Begin

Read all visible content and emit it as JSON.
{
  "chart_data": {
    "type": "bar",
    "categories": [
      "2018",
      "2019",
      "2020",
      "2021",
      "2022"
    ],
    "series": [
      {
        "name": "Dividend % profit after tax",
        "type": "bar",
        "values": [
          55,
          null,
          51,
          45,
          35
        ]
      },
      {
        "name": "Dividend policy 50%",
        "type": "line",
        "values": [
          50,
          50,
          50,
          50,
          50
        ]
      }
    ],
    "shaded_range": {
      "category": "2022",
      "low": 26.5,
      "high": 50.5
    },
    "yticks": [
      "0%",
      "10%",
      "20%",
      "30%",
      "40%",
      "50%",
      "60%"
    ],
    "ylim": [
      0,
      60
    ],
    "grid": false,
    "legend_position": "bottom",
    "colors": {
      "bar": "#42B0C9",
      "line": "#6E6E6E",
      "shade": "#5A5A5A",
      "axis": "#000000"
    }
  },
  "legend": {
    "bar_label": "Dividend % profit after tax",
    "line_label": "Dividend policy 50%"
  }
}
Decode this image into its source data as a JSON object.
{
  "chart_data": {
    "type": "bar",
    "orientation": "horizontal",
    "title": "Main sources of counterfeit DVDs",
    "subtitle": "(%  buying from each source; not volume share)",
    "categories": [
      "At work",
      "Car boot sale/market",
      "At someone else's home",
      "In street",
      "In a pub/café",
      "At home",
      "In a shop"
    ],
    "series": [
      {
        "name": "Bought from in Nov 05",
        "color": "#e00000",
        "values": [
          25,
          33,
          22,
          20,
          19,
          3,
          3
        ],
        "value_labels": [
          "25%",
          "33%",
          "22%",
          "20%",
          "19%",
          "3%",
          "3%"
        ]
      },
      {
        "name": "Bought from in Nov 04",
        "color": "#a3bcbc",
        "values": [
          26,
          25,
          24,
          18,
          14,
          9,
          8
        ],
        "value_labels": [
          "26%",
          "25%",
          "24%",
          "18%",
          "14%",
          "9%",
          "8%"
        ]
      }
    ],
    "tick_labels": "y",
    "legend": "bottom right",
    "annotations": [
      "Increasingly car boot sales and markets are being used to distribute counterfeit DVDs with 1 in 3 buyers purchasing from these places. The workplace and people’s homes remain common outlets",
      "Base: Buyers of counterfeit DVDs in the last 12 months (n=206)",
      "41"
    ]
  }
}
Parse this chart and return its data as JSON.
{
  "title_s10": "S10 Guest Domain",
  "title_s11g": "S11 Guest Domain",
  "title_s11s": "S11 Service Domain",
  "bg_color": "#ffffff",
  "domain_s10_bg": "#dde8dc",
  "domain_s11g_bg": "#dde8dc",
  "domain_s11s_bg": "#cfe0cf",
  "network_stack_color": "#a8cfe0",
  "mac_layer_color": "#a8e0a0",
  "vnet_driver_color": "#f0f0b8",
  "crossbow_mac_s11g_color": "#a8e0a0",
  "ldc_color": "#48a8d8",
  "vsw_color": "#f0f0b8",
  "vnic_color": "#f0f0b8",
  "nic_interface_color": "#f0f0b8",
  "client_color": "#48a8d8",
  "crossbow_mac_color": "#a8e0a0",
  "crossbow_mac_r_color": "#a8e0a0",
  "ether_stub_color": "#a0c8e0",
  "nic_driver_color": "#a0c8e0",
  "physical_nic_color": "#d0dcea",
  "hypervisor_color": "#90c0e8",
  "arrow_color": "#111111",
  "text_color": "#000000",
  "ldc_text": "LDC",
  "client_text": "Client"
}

End

• [Problem requirements] Copy all the records above exactly, missing none.

• [Solved exercise]
Read all visible content and emit it as JSON.
{
  "chart_data": {
    "type": "bar",
    "categories": [
      "2018",
      "2019",
      "2020",
      "2021",
      "2022"
    ],
    "series": [
      {
        "name": "Dividend % profit after tax",
        "type": "bar",
        "values": [
          55,
          null,
          51,
          45,
          35
        ]
      },
      {
        "name": "Dividend policy 50%",
        "type": "line",
        "values": [
          50,
          50,
          50,
          50,
          50
        ]
      }
    ],
    "shaded_range": {
      "category": "2022",
      "low": 26.5,
      "high": 50.5
    },
    "yticks": [
      "0%",
      "10%",
      "20%",
      "30%",
      "40%",
      "50%",
      "60%"
    ],
    "ylim": [
      0,
      60
    ],
    "grid": false,
    "legend_position": "bottom",
    "colors": {
      "bar": "#42B0C9",
      "line": "#6E6E6E",
      "shade": "#5A5A5A",
      "axis": "#000000"
    }
  },
  "legend": {
    "bar_label": "Dividend % profit after tax",
    "line_label": "Dividend policy 50%"
  }
}
Decode this image into its source data as a JSON object.
{
  "chart_data": {
    "type": "bar",
    "orientation": "horizontal",
    "title": "Main sources of counterfeit DVDs",
    "subtitle": "(%  buying from each source; not volume share)",
    "categories": [
      "At work",
      "Car boot sale/market",
      "At someone else's home",
      "In street",
      "In a pub/café",
      "At home",
      "In a shop"
    ],
    "series": [
      {
        "name": "Bought from in Nov 05",
        "color": "#e00000",
        "values": [
          25,
          33,
          22,
          20,
          19,
          3,
          3
        ],
        "value_labels": [
          "25%",
          "33%",
          "22%",
          "20%",
          "19%",
          "3%",
          "3%"
        ]
      },
      {
        "name": "Bought from in Nov 04",
        "color": "#a3bcbc",
        "values": [
          26,
          25,
          24,
          18,
          14,
          9,
          8
        ],
        "value_labels": [
          "26%",
          "25%",
          "24%",
          "18%",
          "14%",
          "9%",
          "8%"
        ]
      }
    ],
    "tick_labels": "y",
    "legend": "bottom right",
    "annotations": [
      "Increasingly car boot sales and markets are being used to distribute counterfeit DVDs with 1 in 3 buyers purchasing from these places. The workplace and people’s homes remain common outlets",
      "Base: Buyers of counterfeit DVDs in the last 12 months (n=206)",
      "41"
    ]
  }
}
Parse this chart and return its data as JSON.
{
  "title_s10": "S10 Guest Domain",
  "title_s11g": "S11 Guest Domain",
  "title_s11s": "S11 Service Domain",
  "bg_color": "#ffffff",
  "domain_s10_bg": "#dde8dc",
  "domain_s11g_bg": "#dde8dc",
  "domain_s11s_bg": "#cfe0cf",
  "network_stack_color": "#a8cfe0",
  "mac_layer_color": "#a8e0a0",
  "vnet_driver_color": "#f0f0b8",
  "crossbow_mac_s11g_color": "#a8e0a0",
  "ldc_color": "#48a8d8",
  "vsw_color": "#f0f0b8",
  "vnic_color": "#f0f0b8",
  "nic_interface_color": "#f0f0b8",
  "client_color": "#48a8d8",
  "crossbow_mac_color": "#a8e0a0",
  "crossbow_mac_r_color": "#a8e0a0",
  "ether_stub_color": "#a0c8e0",
  "nic_driver_color": "#a0c8e0",
  "physical_nic_color": "#d0dcea",
  "hypervisor_color": "#90c0e8",
  "arrow_color": "#111111",
  "text_color": "#000000",
  "ldc_text": "LDC",
  "client_text": "Client"
}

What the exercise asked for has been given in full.